AIM OF THE EXERCISE: Where a line contains the word "JSON", copy that line.

GIVEN RECORDS:
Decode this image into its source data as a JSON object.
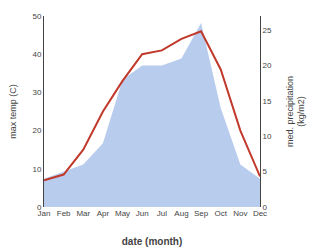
{
  "chart_data": {
    "type": "line",
    "categories": [
      "Jan",
      "Feb",
      "Mar",
      "Apr",
      "May",
      "Jun",
      "Jul",
      "Aug",
      "Sep",
      "Oct",
      "Nov",
      "Dec"
    ],
    "series": [
      {
        "type": "area",
        "axis": "y2",
        "color": "#b8ccee",
        "values": [
          4,
          5,
          6,
          9,
          18,
          20,
          20,
          21,
          26,
          14,
          6,
          4
        ]
      },
      {
        "type": "line",
        "color": "#c0392b",
        "values": [
          7,
          8.5,
          15,
          25,
          33,
          40,
          41,
          44,
          46,
          36,
          20,
          8
        ]
      }
    ],
    "xlabel": "date (month)",
    "ylabel": "max temp (C)",
    "y2label": "med. precipitation\n(kg/m2)",
    "ylim": [
      0,
      50
    ],
    "yticks": [
      0,
      10,
      20,
      30,
      40,
      50
    ],
    "y2lim": [
      0,
      27
    ],
    "y2ticks": [
      0,
      5,
      10,
      15,
      20,
      25
    ],
    "grid": false
  }
}
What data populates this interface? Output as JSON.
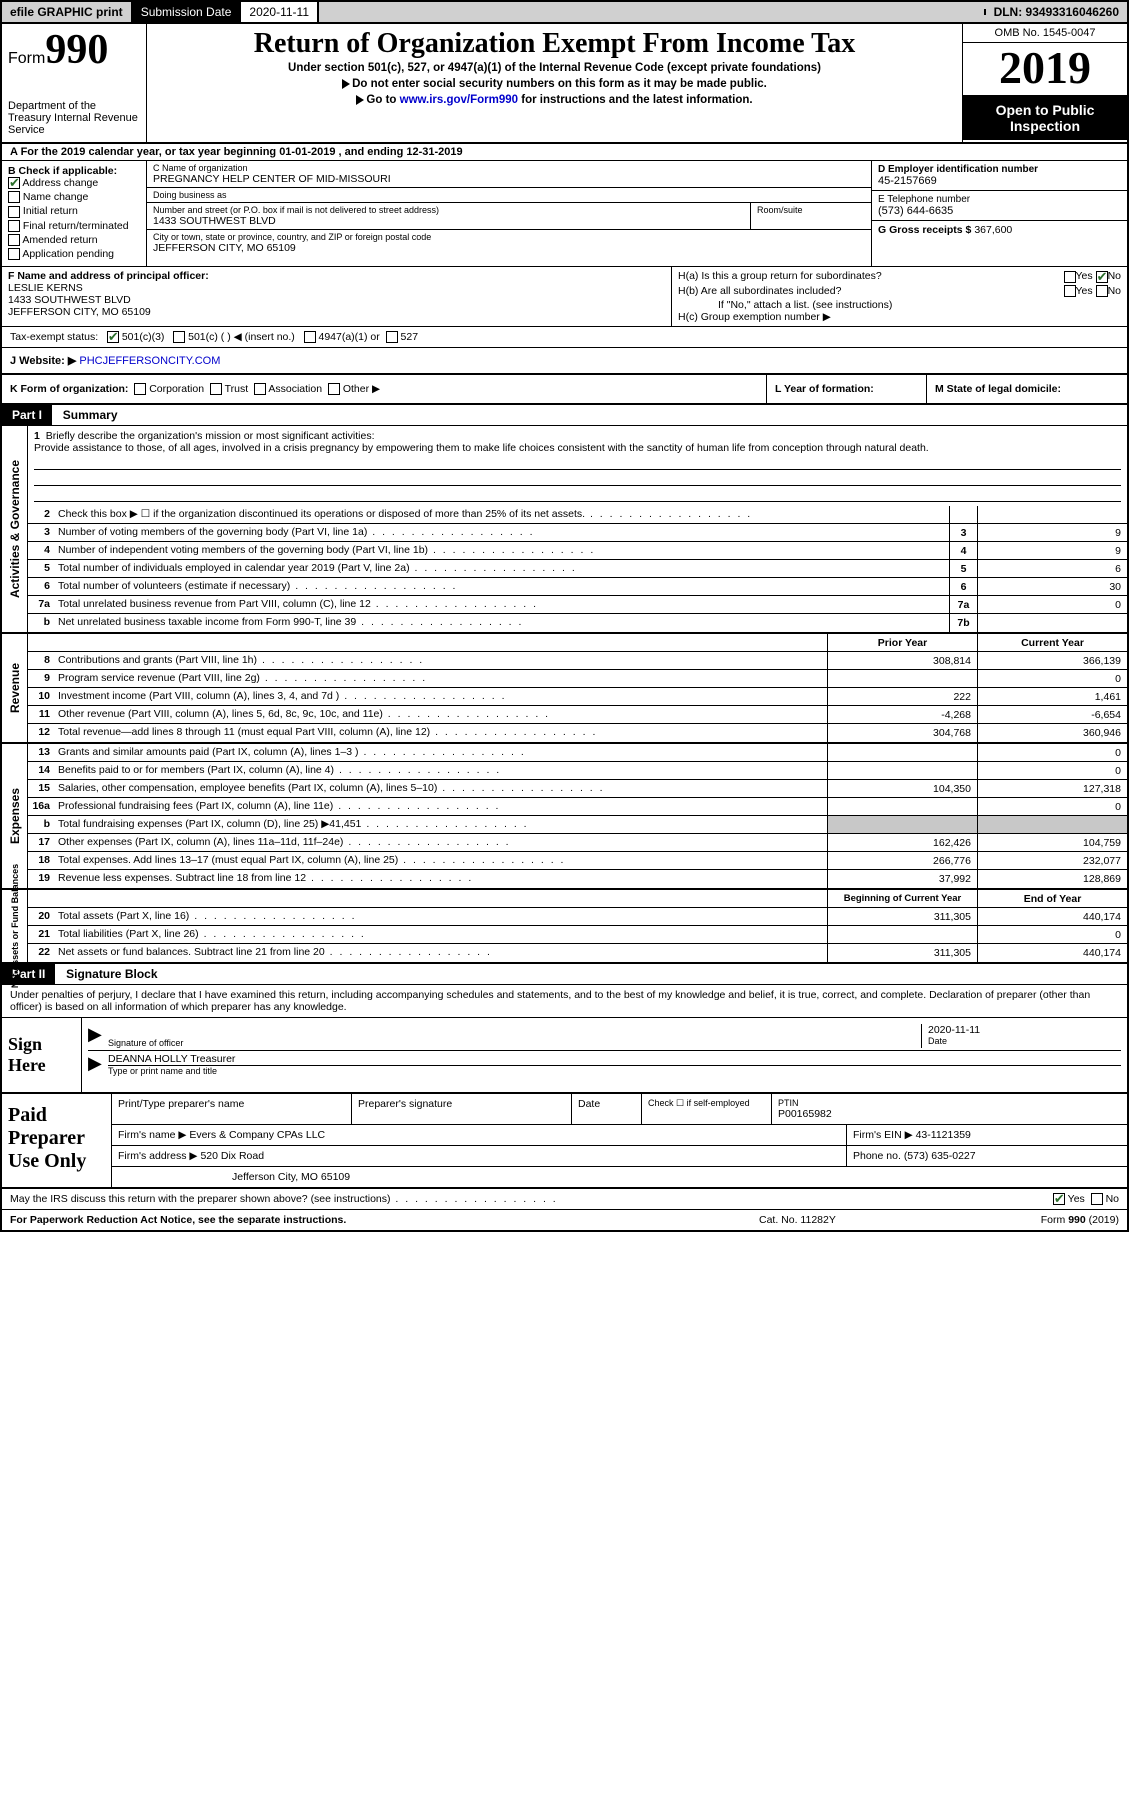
{
  "topbar": {
    "efile": "efile GRAPHIC print",
    "subdate_label": "Submission Date",
    "subdate_value": "2020-11-11",
    "dln": "DLN: 93493316046260"
  },
  "header": {
    "form_label": "Form",
    "form_number": "990",
    "dept": "Department of the Treasury\nInternal Revenue Service",
    "title": "Return of Organization Exempt From Income Tax",
    "sub": "Under section 501(c), 527, or 4947(a)(1) of the Internal Revenue Code (except private foundations)",
    "note1": "Do not enter social security numbers on this form as it may be made public.",
    "note2_pre": "Go to ",
    "note2_link": "www.irs.gov/Form990",
    "note2_post": " for instructions and the latest information.",
    "omb": "OMB No. 1545-0047",
    "year": "2019",
    "inspect": "Open to Public Inspection"
  },
  "rowA": "A For the 2019 calendar year, or tax year beginning 01-01-2019   , and ending 12-31-2019",
  "colB": {
    "label": "B Check if applicable:",
    "opts": [
      "Address change",
      "Name change",
      "Initial return",
      "Final return/terminated",
      "Amended return",
      "Application pending"
    ],
    "checked_idx": 0
  },
  "colC": {
    "name_lbl": "C Name of organization",
    "name": "PREGNANCY HELP CENTER OF MID-MISSOURI",
    "dba_lbl": "Doing business as",
    "dba": "",
    "addr_lbl": "Number and street (or P.O. box if mail is not delivered to street address)",
    "addr": "1433 SOUTHWEST BLVD",
    "room_lbl": "Room/suite",
    "city_lbl": "City or town, state or province, country, and ZIP or foreign postal code",
    "city": "JEFFERSON CITY, MO  65109"
  },
  "colD": {
    "d_lbl": "D Employer identification number",
    "ein": "45-2157669",
    "e_lbl": "E Telephone number",
    "phone": "(573) 644-6635",
    "g_lbl": "G Gross receipts $",
    "g_val": "367,600"
  },
  "colF": {
    "lbl": "F Name and address of principal officer:",
    "name": "LESLIE KERNS",
    "addr1": "1433 SOUTHWEST BLVD",
    "addr2": "JEFFERSON CITY, MO  65109"
  },
  "colH": {
    "ha": "H(a)  Is this a group return for subordinates?",
    "hb": "H(b)  Are all subordinates included?",
    "hb_note": "If \"No,\" attach a list. (see instructions)",
    "hc": "H(c)  Group exemption number ▶",
    "yes": "Yes",
    "no": "No"
  },
  "tax": {
    "label": "Tax-exempt status:",
    "o1": "501(c)(3)",
    "o2": "501(c) (   ) ◀ (insert no.)",
    "o3": "4947(a)(1) or",
    "o4": "527"
  },
  "rowJ": {
    "label": "J   Website: ▶",
    "val": "PHCJEFFERSONCITY.COM"
  },
  "rowK": "K Form of organization:",
  "rowK_opts": [
    "Corporation",
    "Trust",
    "Association",
    "Other ▶"
  ],
  "rowL": "L Year of formation:",
  "rowM": "M State of legal domicile:",
  "part1": {
    "hdr": "Part I",
    "title": "Summary"
  },
  "mission": {
    "num": "1",
    "lbl": "Briefly describe the organization's mission or most significant activities:",
    "text": "Provide assistance to those, of all ages, involved in a crisis pregnancy by empowering them to make life choices consistent with the sanctity of human life from conception through natural death."
  },
  "gov_lines": [
    {
      "n": "2",
      "d": "Check this box ▶ ☐  if the organization discontinued its operations or disposed of more than 25% of its net assets.",
      "box": "",
      "v": ""
    },
    {
      "n": "3",
      "d": "Number of voting members of the governing body (Part VI, line 1a)",
      "box": "3",
      "v": "9"
    },
    {
      "n": "4",
      "d": "Number of independent voting members of the governing body (Part VI, line 1b)",
      "box": "4",
      "v": "9"
    },
    {
      "n": "5",
      "d": "Total number of individuals employed in calendar year 2019 (Part V, line 2a)",
      "box": "5",
      "v": "6"
    },
    {
      "n": "6",
      "d": "Total number of volunteers (estimate if necessary)",
      "box": "6",
      "v": "30"
    },
    {
      "n": "7a",
      "d": "Total unrelated business revenue from Part VIII, column (C), line 12",
      "box": "7a",
      "v": "0"
    },
    {
      "n": "b",
      "d": "Net unrelated business taxable income from Form 990-T, line 39",
      "box": "7b",
      "v": ""
    }
  ],
  "col_hdr": {
    "py": "Prior Year",
    "cy": "Current Year"
  },
  "rev_lines": [
    {
      "n": "8",
      "d": "Contributions and grants (Part VIII, line 1h)",
      "py": "308,814",
      "cy": "366,139"
    },
    {
      "n": "9",
      "d": "Program service revenue (Part VIII, line 2g)",
      "py": "",
      "cy": "0"
    },
    {
      "n": "10",
      "d": "Investment income (Part VIII, column (A), lines 3, 4, and 7d )",
      "py": "222",
      "cy": "1,461"
    },
    {
      "n": "11",
      "d": "Other revenue (Part VIII, column (A), lines 5, 6d, 8c, 9c, 10c, and 11e)",
      "py": "-4,268",
      "cy": "-6,654"
    },
    {
      "n": "12",
      "d": "Total revenue—add lines 8 through 11 (must equal Part VIII, column (A), line 12)",
      "py": "304,768",
      "cy": "360,946"
    }
  ],
  "exp_lines": [
    {
      "n": "13",
      "d": "Grants and similar amounts paid (Part IX, column (A), lines 1–3 )",
      "py": "",
      "cy": "0"
    },
    {
      "n": "14",
      "d": "Benefits paid to or for members (Part IX, column (A), line 4)",
      "py": "",
      "cy": "0"
    },
    {
      "n": "15",
      "d": "Salaries, other compensation, employee benefits (Part IX, column (A), lines 5–10)",
      "py": "104,350",
      "cy": "127,318"
    },
    {
      "n": "16a",
      "d": "Professional fundraising fees (Part IX, column (A), line 11e)",
      "py": "",
      "cy": "0"
    },
    {
      "n": "b",
      "d": "Total fundraising expenses (Part IX, column (D), line 25) ▶41,451",
      "py": "sh",
      "cy": "sh"
    },
    {
      "n": "17",
      "d": "Other expenses (Part IX, column (A), lines 11a–11d, 11f–24e)",
      "py": "162,426",
      "cy": "104,759"
    },
    {
      "n": "18",
      "d": "Total expenses. Add lines 13–17 (must equal Part IX, column (A), line 25)",
      "py": "266,776",
      "cy": "232,077"
    },
    {
      "n": "19",
      "d": "Revenue less expenses. Subtract line 18 from line 12",
      "py": "37,992",
      "cy": "128,869"
    }
  ],
  "na_hdr": {
    "py": "Beginning of Current Year",
    "cy": "End of Year"
  },
  "na_lines": [
    {
      "n": "20",
      "d": "Total assets (Part X, line 16)",
      "py": "311,305",
      "cy": "440,174"
    },
    {
      "n": "21",
      "d": "Total liabilities (Part X, line 26)",
      "py": "",
      "cy": "0"
    },
    {
      "n": "22",
      "d": "Net assets or fund balances. Subtract line 21 from line 20",
      "py": "311,305",
      "cy": "440,174"
    }
  ],
  "vlabels": {
    "gov": "Activities & Governance",
    "rev": "Revenue",
    "exp": "Expenses",
    "na": "Net Assets or Fund Balances"
  },
  "part2": {
    "hdr": "Part II",
    "title": "Signature Block"
  },
  "decl": "Under penalties of perjury, I declare that I have examined this return, including accompanying schedules and statements, and to the best of my knowledge and belief, it is true, correct, and complete. Declaration of preparer (other than officer) is based on all information of which preparer has any knowledge.",
  "sign": {
    "here": "Sign Here",
    "sig_lbl": "Signature of officer",
    "date_lbl": "Date",
    "date": "2020-11-11",
    "name": "DEANNA HOLLY  Treasurer",
    "name_lbl": "Type or print name and title"
  },
  "prep": {
    "left": "Paid Preparer Use Only",
    "r1": {
      "a": "Print/Type preparer's name",
      "b": "Preparer's signature",
      "c": "Date",
      "d_lbl": "Check ☐ if self-employed",
      "e_lbl": "PTIN",
      "e": "P00165982"
    },
    "r2": {
      "a_lbl": "Firm's name   ▶",
      "a": "Evers & Company CPAs LLC",
      "b_lbl": "Firm's EIN ▶",
      "b": "43-1121359"
    },
    "r3": {
      "a_lbl": "Firm's address ▶",
      "a": "520 Dix Road",
      "b_lbl": "Phone no.",
      "b": "(573) 635-0227"
    },
    "r4": "Jefferson City, MO  65109"
  },
  "discuss": {
    "q": "May the IRS discuss this return with the preparer shown above? (see instructions)",
    "yes": "Yes",
    "no": "No"
  },
  "footer": {
    "l": "For Paperwork Reduction Act Notice, see the separate instructions.",
    "c": "Cat. No. 11282Y",
    "r": "Form 990 (2019)"
  }
}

SOLUTION:
Decode this image into its source data as a JSON object.
What data populates this interface? Output as JSON.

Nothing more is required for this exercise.